:: What needs to be done ::
Strip the pictures and reproduce the rest of the listing exactly.

:: Dataset entries ::
+ + +

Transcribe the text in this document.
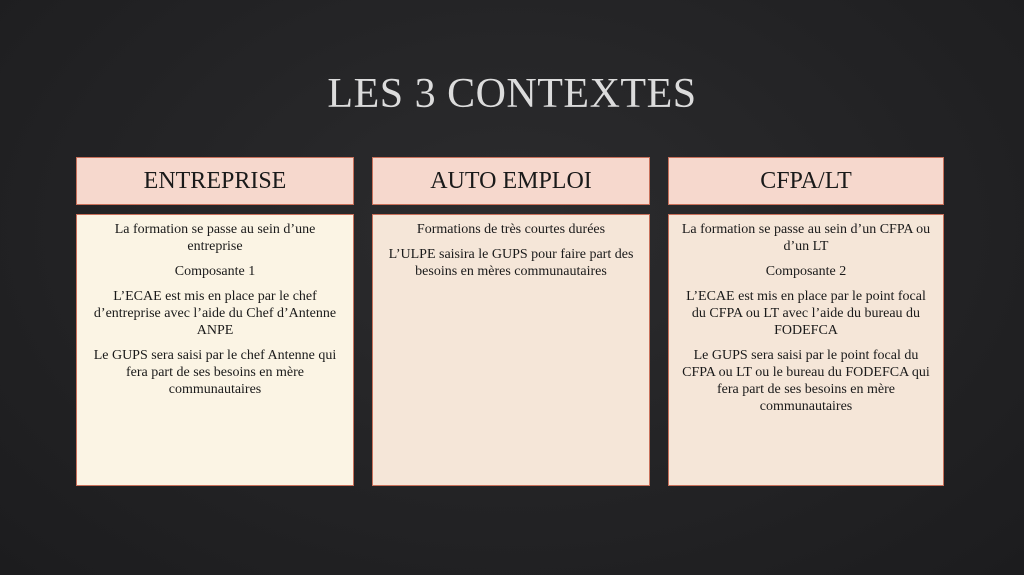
LES 3 CONTEXTES
ENTREPRISE	AUTO EMPLOI	CFPA/LT

La formation se passe au sein d’une entreprise

Composante 1

L’ECAE est mis en place par le chef d’entreprise avec l’aide du Chef d’Antenne ANPE

Le GUPS sera saisi par le chef Antenne qui fera part de ses besoins en mère communautaires

Formations de très courtes durées

L’ULPE saisira le GUPS pour faire part des besoins en mères communautaires

La formation se passe au sein d’un CFPA ou d’un LT

Composante 2

L’ECAE est mis en place par le point focal du CFPA ou LT avec l’aide du bureau du FODEFCA

Le GUPS sera saisi par le point focal du CFPA ou LT ou le bureau du FODEFCA qui fera part de ses besoins en mère communautaires
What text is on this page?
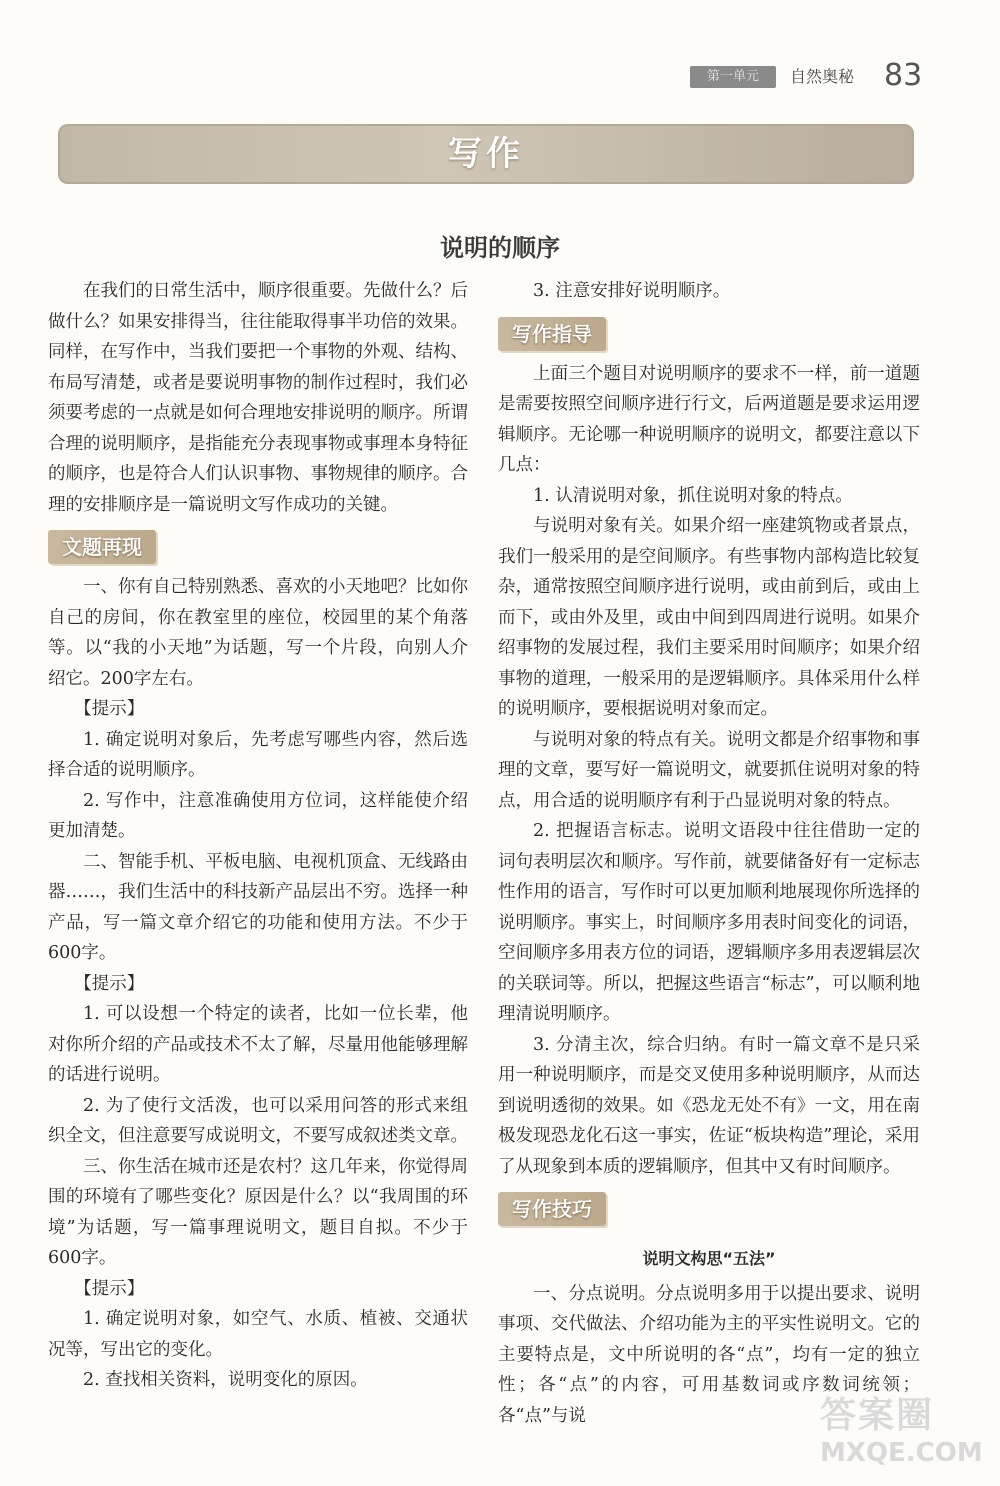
第一单元	自然奥秘 83
写作
说明的顺序

在我们的日常生活中，顺序很重要。先做什么？后做什么？如果安排得当，往往能取得事半功倍的效果。同样，在写作中，当我们要把一个事物的外观、结构、布局写清楚，或者是要说明事物的制作过程时，我们必须要考虑的一点就是如何合理地安排说明的顺序。所谓合理的说明顺序，是指能充分表现事物或事理本身特征的顺序，也是符合人们认识事物、事物规律的顺序。合理的安排顺序是一篇说明文写作成功的关键。

文题再现

一、你有自己特别熟悉、喜欢的小天地吧？比如你自己的房间，你在教室里的座位，校园里的某个角落等。以“我的小天地”为话题，写一个片段，向别人介绍它。200字左右。

【提示】

1. 确定说明对象后，先考虑写哪些内容，然后选择合适的说明顺序。

2. 写作中，注意准确使用方位词，这样能使介绍更加清楚。

二、智能手机、平板电脑、电视机顶盒、无线路由器……，我们生活中的科技新产品层出不穷。选择一种产品，写一篇文章介绍它的功能和使用方法。不少于600字。

【提示】

1. 可以设想一个特定的读者，比如一位长辈，他对你所介绍的产品或技术不太了解，尽量用他能够理解的话进行说明。

2. 为了使行文活泼，也可以采用问答的形式来组织全文，但注意要写成说明文，不要写成叙述类文章。

三、你生活在城市还是农村？这几年来，你觉得周围的环境有了哪些变化？原因是什么？以“我周围的环境”为话题，写一篇事理说明文，题目自拟。不少于600字。

【提示】

1. 确定说明对象，如空气、水质、植被、交通状况等，写出它的变化。

2. 查找相关资料，说明变化的原因。

3. 注意安排好说明顺序。

写作指导

上面三个题目对说明顺序的要求不一样，前一道题是需要按照空间顺序进行行文，后两道题是要求运用逻辑顺序。无论哪一种说明顺序的说明文，都要注意以下几点：

1. 认清说明对象，抓住说明对象的特点。

与说明对象有关。如果介绍一座建筑物或者景点，我们一般采用的是空间顺序。有些事物内部构造比较复杂，通常按照空间顺序进行说明，或由前到后，或由上而下，或由外及里，或由中间到四周进行说明。如果介绍事物的发展过程，我们主要采用时间顺序；如果介绍事物的道理，一般采用的是逻辑顺序。具体采用什么样的说明顺序，要根据说明对象而定。

与说明对象的特点有关。说明文都是介绍事物和事理的文章，要写好一篇说明文，就要抓住说明对象的特点，用合适的说明顺序有利于凸显说明对象的特点。

2. 把握语言标志。说明文语段中往往借助一定的词句表明层次和顺序。写作前，就要储备好有一定标志性作用的语言，写作时可以更加顺利地展现你所选择的说明顺序。事实上，时间顺序多用表时间变化的词语，空间顺序多用表方位的词语，逻辑顺序多用表逻辑层次的关联词等。所以，把握这些语言“标志”，可以顺利地理清说明顺序。

3. 分清主次，综合归纳。有时一篇文章不是只采用一种说明顺序，而是交叉使用多种说明顺序，从而达到说明透彻的效果。如《恐龙无处不有》一文，用在南极发现恐龙化石这一事实，佐证“板块构造”理论，采用了从现象到本质的逻辑顺序，但其中又有时间顺序。

写作技巧
说明文构思“五法”

一、分点说明。分点说明多用于以提出要求、说明事项、交代做法、介绍功能为主的平实性说明文。它的主要特点是，文中所说明的各“点”，均有一定的独立性；各“点”的内容，可用基数词或序数词统领；各“点”与说	答案圈
MXQE.COM
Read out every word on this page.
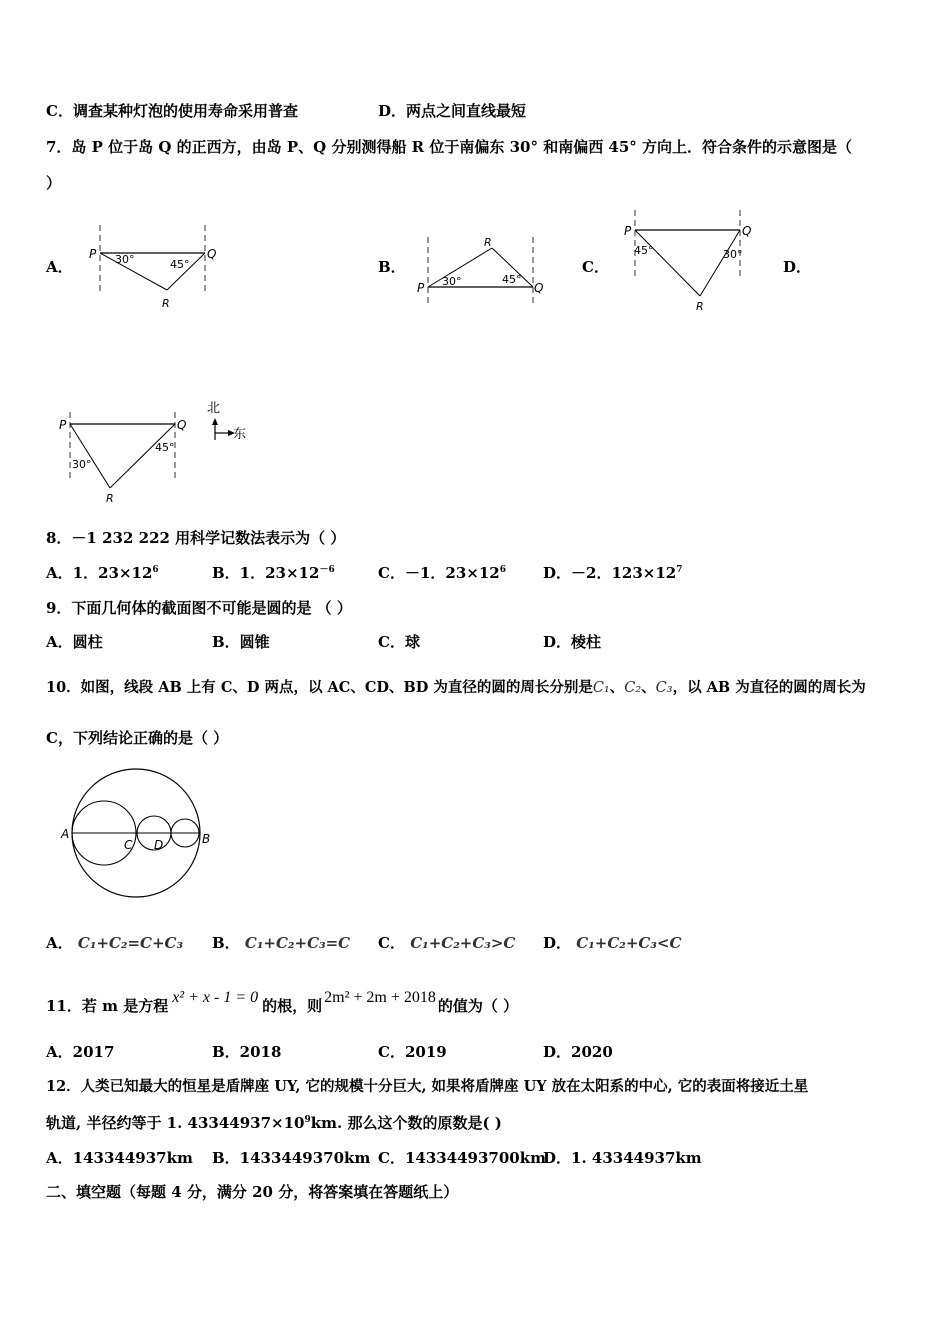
C．调查某种灯泡的使用寿命采用普查	D．两点之间直线最短
7．岛 P 位于岛 Q 的正西方，由岛 P、Q 分别测得船 R 位于南偏东 30° 和南偏西 45° 方向上．符合条件的示意图是（
）
A．	B．	C．	D．
P	Q
R
30°	45°
P	Q
R
30°	45°
P	Q
R
45°	30°
P	Q
R
30°
45°
北
东
8．－1 232 222 用科学记数法表示为（ ）
A．1．$23\times 12^6$	B．1．$23\times 12^{-6}$	C．－1．$23\times 12^6$ D．－2．$123\times 12^7$
9．下面几何体的截面图不可能是圆的是 （ ）
A．圆柱	B．圆锥	C．球	D．棱柱
10．如图，线段 AB 上有 C、D 两点，以 AC、CD、BD 为直径的圆的周长分别是C₁、C₂、C₃，以 AB 为直径的圆的周长为
C，下列结论正确的是（ ）
A	B
C D
A． C₁+C₂=C+C₃ B． C₁+C₂+C₃=C C． C₁+C₂+C₃>C D． C₁+C₂+C₃<C
11．若 m 是方程 x² + x - 1 = 0 的根，则 2m² + 2m + 2018 的值为（ ）
A．2017	B．2018	C．2019	D．2020
12．人类已知最大的恒星是盾牌座 UY, 它的规模十分巨大, 如果将盾牌座 UY 放在太阳系的中心, 它的表面将接近土星
轨道, 半径约等于 1. $43344937\times 10^9km$. 那么这个数的原数是( )
A．143344937km B．1433449370km C．14334493700km
D．1. 43344937km
二、填空题（每题 4 分，满分 20 分，将答案填在答题纸上）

+ + +

:: Right answer ::
Transcribe the text in this document.
LES 3 CONTEXTES
ENTREPRISE	AUTO EMPLOI	CFPA/LT

La formation se passe au sein d’une entreprise

Composante 1

L’ECAE est mis en place par le chef d’entreprise avec l’aide du Chef d’Antenne ANPE

Le GUPS sera saisi par le chef Antenne qui fera part de ses besoins en mère communautaires

Formations de très courtes durées

L’ULPE saisira le GUPS pour faire part des besoins en mères communautaires

La formation se passe au sein d’un CFPA ou d’un LT

Composante 2

L’ECAE est mis en place par le point focal du CFPA ou LT avec l’aide du bureau du FODEFCA

Le GUPS sera saisi par le point focal du CFPA ou LT ou le bureau du FODEFCA qui fera part de ses besoins en mère communautaires
What text is on this page?
第一单元	自然奥秘 83
写作
说明的顺序

在我们的日常生活中，顺序很重要。先做什么？后做什么？如果安排得当，往往能取得事半功倍的效果。同样，在写作中，当我们要把一个事物的外观、结构、布局写清楚，或者是要说明事物的制作过程时，我们必须要考虑的一点就是如何合理地安排说明的顺序。所谓合理的说明顺序，是指能充分表现事物或事理本身特征的顺序，也是符合人们认识事物、事物规律的顺序。合理的安排顺序是一篇说明文写作成功的关键。

文题再现

一、你有自己特别熟悉、喜欢的小天地吧？比如你自己的房间，你在教室里的座位，校园里的某个角落等。以“我的小天地”为话题，写一个片段，向别人介绍它。200字左右。

【提示】

1. 确定说明对象后，先考虑写哪些内容，然后选择合适的说明顺序。

2. 写作中，注意准确使用方位词，这样能使介绍更加清楚。

二、智能手机、平板电脑、电视机顶盒、无线路由器……，我们生活中的科技新产品层出不穷。选择一种产品，写一篇文章介绍它的功能和使用方法。不少于600字。

【提示】

1. 可以设想一个特定的读者，比如一位长辈，他对你所介绍的产品或技术不太了解，尽量用他能够理解的话进行说明。

2. 为了使行文活泼，也可以采用问答的形式来组织全文，但注意要写成说明文，不要写成叙述类文章。

三、你生活在城市还是农村？这几年来，你觉得周围的环境有了哪些变化？原因是什么？以“我周围的环境”为话题，写一篇事理说明文，题目自拟。不少于600字。

【提示】

1. 确定说明对象，如空气、水质、植被、交通状况等，写出它的变化。

2. 查找相关资料，说明变化的原因。

3. 注意安排好说明顺序。

写作指导

上面三个题目对说明顺序的要求不一样，前一道题是需要按照空间顺序进行行文，后两道题是要求运用逻辑顺序。无论哪一种说明顺序的说明文，都要注意以下几点：

1. 认清说明对象，抓住说明对象的特点。

与说明对象有关。如果介绍一座建筑物或者景点，我们一般采用的是空间顺序。有些事物内部构造比较复杂，通常按照空间顺序进行说明，或由前到后，或由上而下，或由外及里，或由中间到四周进行说明。如果介绍事物的发展过程，我们主要采用时间顺序；如果介绍事物的道理，一般采用的是逻辑顺序。具体采用什么样的说明顺序，要根据说明对象而定。

与说明对象的特点有关。说明文都是介绍事物和事理的文章，要写好一篇说明文，就要抓住说明对象的特点，用合适的说明顺序有利于凸显说明对象的特点。

2. 把握语言标志。说明文语段中往往借助一定的词句表明层次和顺序。写作前，就要储备好有一定标志性作用的语言，写作时可以更加顺利地展现你所选择的说明顺序。事实上，时间顺序多用表时间变化的词语，空间顺序多用表方位的词语，逻辑顺序多用表逻辑层次的关联词等。所以，把握这些语言“标志”，可以顺利地理清说明顺序。

3. 分清主次，综合归纳。有时一篇文章不是只采用一种说明顺序，而是交叉使用多种说明顺序，从而达到说明透彻的效果。如《恐龙无处不有》一文，用在南极发现恐龙化石这一事实，佐证“板块构造”理论，采用了从现象到本质的逻辑顺序，但其中又有时间顺序。

写作技巧
说明文构思“五法”

一、分点说明。分点说明多用于以提出要求、说明事项、交代做法、介绍功能为主的平实性说明文。它的主要特点是，文中所说明的各“点”，均有一定的独立性；各“点”的内容，可用基数词或序数词统领；各“点”与说	答案圈
MXQE.COM
Read out every word on this page.
C．调查某种灯泡的使用寿命采用普查	D．两点之间直线最短
7．岛 P 位于岛 Q 的正西方，由岛 P、Q 分别测得船 R 位于南偏东 30° 和南偏西 45° 方向上．符合条件的示意图是（
）
A．	B．	C．	D．
P	Q
R
30°	45°
P	Q
R
30°	45°
P	Q
R
45°	30°
P	Q
R
30°
45°
北
东
8．－1 232 222 用科学记数法表示为（ ）
A．1．$23\times 12^6$	B．1．$23\times 12^{-6}$	C．－1．$23\times 12^6$ D．－2．$123\times 12^7$
9．下面几何体的截面图不可能是圆的是 （ ）
A．圆柱	B．圆锥	C．球	D．棱柱
10．如图，线段 AB 上有 C、D 两点，以 AC、CD、BD 为直径的圆的周长分别是C₁、C₂、C₃，以 AB 为直径的圆的周长为
C，下列结论正确的是（ ）
A	B
C D
A． C₁+C₂=C+C₃ B． C₁+C₂+C₃=C C． C₁+C₂+C₃>C D． C₁+C₂+C₃<C
11．若 m 是方程 x² + x - 1 = 0 的根，则 2m² + 2m + 2018 的值为（ ）
A．2017	B．2018	C．2019	D．2020
12．人类已知最大的恒星是盾牌座 UY, 它的规模十分巨大, 如果将盾牌座 UY 放在太阳系的中心, 它的表面将接近土星
轨道, 半径约等于 1. $43344937\times 10^9km$. 那么这个数的原数是( )
A．143344937km B．1433449370km C．14334493700km
D．1. 43344937km
二、填空题（每题 4 分，满分 20 分，将答案填在答题纸上）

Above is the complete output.